Transcribe the material exactly. Images do not belong in the copy.

Collected data:

**********

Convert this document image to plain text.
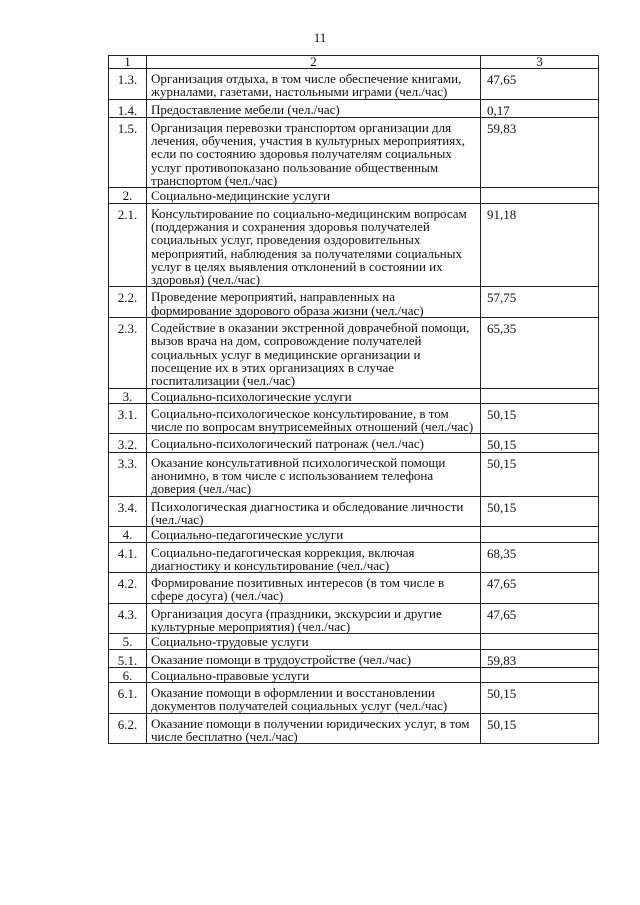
11
1	2	3
1.3.	Организация отдыха, в том числе обеспечение книгами, журналами, газетами, настольными играми (чел./час)	47,65
1.4.	Предоставление мебели (чел./час)	0,17
1.5.	Организация перевозки транспортом организации для лечения, обучения, участия в культурных мероприятиях, если по состоянию здоровья получателям социальных услуг противопоказано пользование общественным транспортом (чел./час)	59,83
2.	Социально-медицинские услуги	
2.1.	Консультирование по социально-медицинским вопросам (поддержания и сохранения здоровья получателей социальных услуг, проведения оздоровительных мероприятий, наблюдения за получателями социальных услуг в целях выявления отклонений в состоянии их здоровья) (чел./час)	91,18
2.2.	Проведение мероприятий, направленных на формирование здорового образа жизни (чел./час)	57,75
2.3.	Содействие в оказании экстренной доврачебной помощи, вызов врача на дом, сопровождение получателей социальных услуг в медицинские организации и посещение их в этих организациях в случае госпитализации (чел./час)	65,35
3.	Социально-психологические услуги	
3.1.	Социально-психологическое консультирование, в том числе по вопросам внутрисемейных отношений (чел./час)	50,15
3.2.	Социально-психологический патронаж (чел./час)	50,15
3.3.	Оказание консультативной психологической помощи анонимно, в том числе с использованием телефона доверия (чел./час)	50,15
3.4.	Психологическая диагностика и обследование личности (чел./час)	50,15
4.	Социально-педагогические услуги	
4.1.	Социально-педагогическая коррекция, включая диагностику и консультирование (чел./час)	68,35
4.2.	Формирование позитивных интересов (в том числе в сфере досуга) (чел./час)	47,65
4.3.	Организация досуга (праздники, экскурсии и другие культурные мероприятия) (чел./час)	47,65
5.	Социально-трудовые услуги	
5.1.	Оказание помощи в трудоустройстве (чел./час)	59,83
6.	Социально-правовые услуги	
6.1.	Оказание помощи в оформлении и восстановлении документов получателей социальных услуг (чел./час)	50,15
6.2.	Оказание помощи в получении юридических услуг, в том числе бесплатно (чел./час)	50,15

**********

Response
Convert this document image to plain text.
11
1	2	3
1.3.	Организация отдыха, в том числе обеспечение книгами, журналами, газетами, настольными играми (чел./час)	47,65
1.4.	Предоставление мебели (чел./час)	0,17
1.5.	Организация перевозки транспортом организации для лечения, обучения, участия в культурных мероприятиях, если по состоянию здоровья получателям социальных услуг противопоказано пользование общественным транспортом (чел./час)	59,83
2.	Социально-медицинские услуги	
2.1.	Консультирование по социально-медицинским вопросам (поддержания и сохранения здоровья получателей социальных услуг, проведения оздоровительных мероприятий, наблюдения за получателями социальных услуг в целях выявления отклонений в состоянии их здоровья) (чел./час)	91,18
2.2.	Проведение мероприятий, направленных на формирование здорового образа жизни (чел./час)	57,75
2.3.	Содействие в оказании экстренной доврачебной помощи, вызов врача на дом, сопровождение получателей социальных услуг в медицинские организации и посещение их в этих организациях в случае госпитализации (чел./час)	65,35
3.	Социально-психологические услуги	
3.1.	Социально-психологическое консультирование, в том числе по вопросам внутрисемейных отношений (чел./час)	50,15
3.2.	Социально-психологический патронаж (чел./час)	50,15
3.3.	Оказание консультативной психологической помощи анонимно, в том числе с использованием телефона доверия (чел./час)	50,15
3.4.	Психологическая диагностика и обследование личности (чел./час)	50,15
4.	Социально-педагогические услуги	
4.1.	Социально-педагогическая коррекция, включая диагностику и консультирование (чел./час)	68,35
4.2.	Формирование позитивных интересов (в том числе в сфере досуга) (чел./час)	47,65
4.3.	Организация досуга (праздники, экскурсии и другие культурные мероприятия) (чел./час)	47,65
5.	Социально-трудовые услуги	
5.1.	Оказание помощи в трудоустройстве (чел./час)	59,83
6.	Социально-правовые услуги	
6.1.	Оказание помощи в оформлении и восстановлении документов получателей социальных услуг (чел./час)	50,15
6.2.	Оказание помощи в получении юридических услуг, в том числе бесплатно (чел./час)	50,15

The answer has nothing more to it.